What is required
Produce a word-for-word copy of the listing below without its pictures.

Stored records
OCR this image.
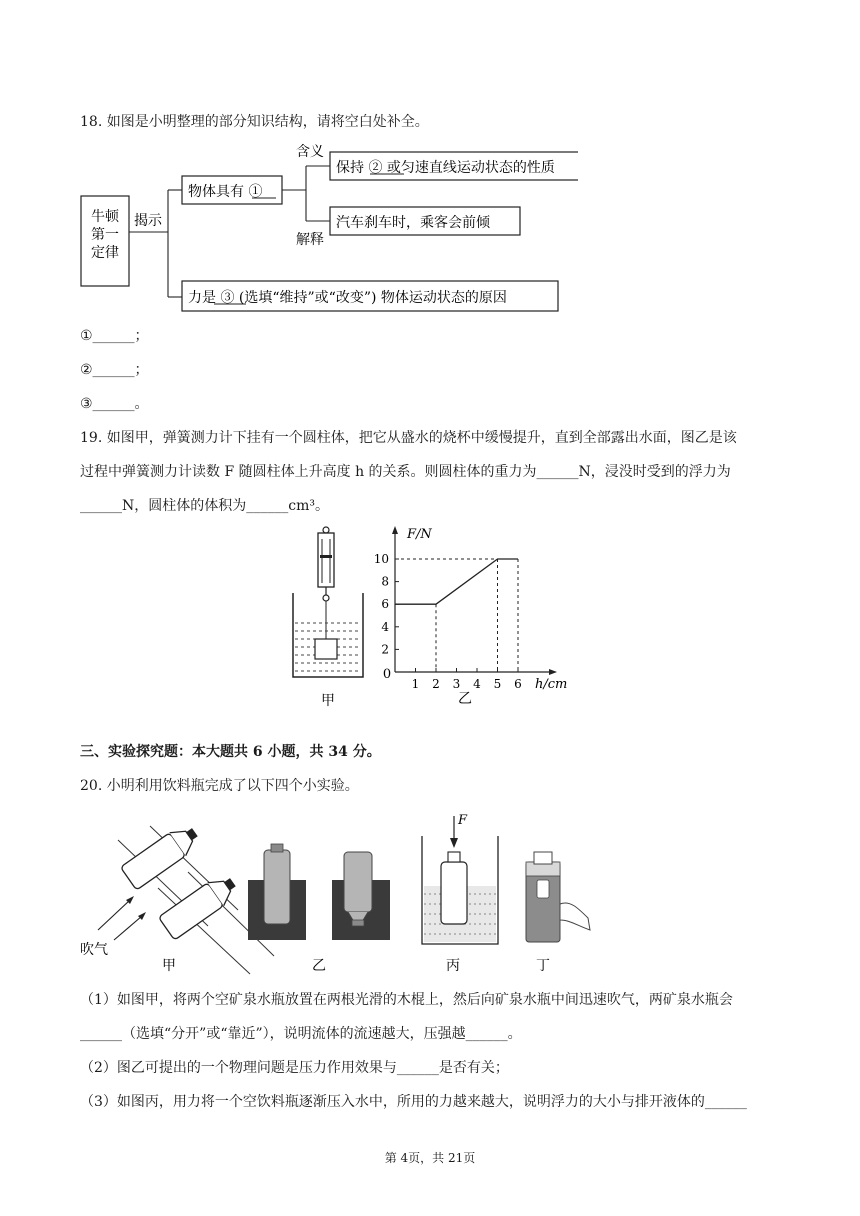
18. 如图是小明整理的部分知识结构，请将空白处补全。
牛顿
第一
定律
揭示
物体具有 ①
含义
解释
保持 ② 或匀速直线运动状态的性质
汽车刹车时，乘客会前倾
力是 ③ (选填“维持”或“改变”) 物体运动状态的原因
①______；
②______；
③______。
19. 如图甲，弹簧测力计下挂有一个圆柱体，把它从盛水的烧杯中缓慢提升，直到全部露出水面，图乙是该
过程中弹簧测力计读数 F 随圆柱体上升高度 h 的关系。则圆柱体的重力为______N，浸没时受到的浮力为
______N，圆柱体的体积为______cm³。
甲
0
F/N
h/cm
1 2 3 4 5 6
2
4
6
8
10
乙
三、实验探究题：本大题共 6 小题，共 34 分。
20. 小明利用饮料瓶完成了以下四个小实验。
吹气
甲	乙
F
丙	丁
（1）如图甲，将两个空矿泉水瓶放置在两根光滑的木棍上，然后向矿泉水瓶中间迅速吹气，两矿泉水瓶会
______（选填“分开”或“靠近”），说明流体的流速越大，压强越______。
（2）图乙可提出的一个物理问题是压力作用效果与______是否有关；
（3）如图丙，用力将一个空饮料瓶逐渐压入水中，所用的力越来越大，说明浮力的大小与排开液体的______
第 4页，共 21页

Solution to the exercise
OCR this image.
18. 如图是小明整理的部分知识结构，请将空白处补全。
牛顿
第一
定律
揭示
物体具有 ①
含义
解释
保持 ② 或匀速直线运动状态的性质
汽车刹车时，乘客会前倾
力是 ③ (选填“维持”或“改变”) 物体运动状态的原因
①______；
②______；
③______。
19. 如图甲，弹簧测力计下挂有一个圆柱体，把它从盛水的烧杯中缓慢提升，直到全部露出水面，图乙是该
过程中弹簧测力计读数 F 随圆柱体上升高度 h 的关系。则圆柱体的重力为______N，浸没时受到的浮力为
______N，圆柱体的体积为______cm³。
甲
0
F/N
h/cm
1 2 3 4 5 6
2
4
6
8
10
乙
三、实验探究题：本大题共 6 小题，共 34 分。
20. 小明利用饮料瓶完成了以下四个小实验。
吹气
甲	乙
F
丙	丁
（1）如图甲，将两个空矿泉水瓶放置在两根光滑的木棍上，然后向矿泉水瓶中间迅速吹气，两矿泉水瓶会
______（选填“分开”或“靠近”），说明流体的流速越大，压强越______。
（2）图乙可提出的一个物理问题是压力作用效果与______是否有关；
（3）如图丙，用力将一个空饮料瓶逐渐压入水中，所用的力越来越大，说明浮力的大小与排开液体的______
第 4页，共 21页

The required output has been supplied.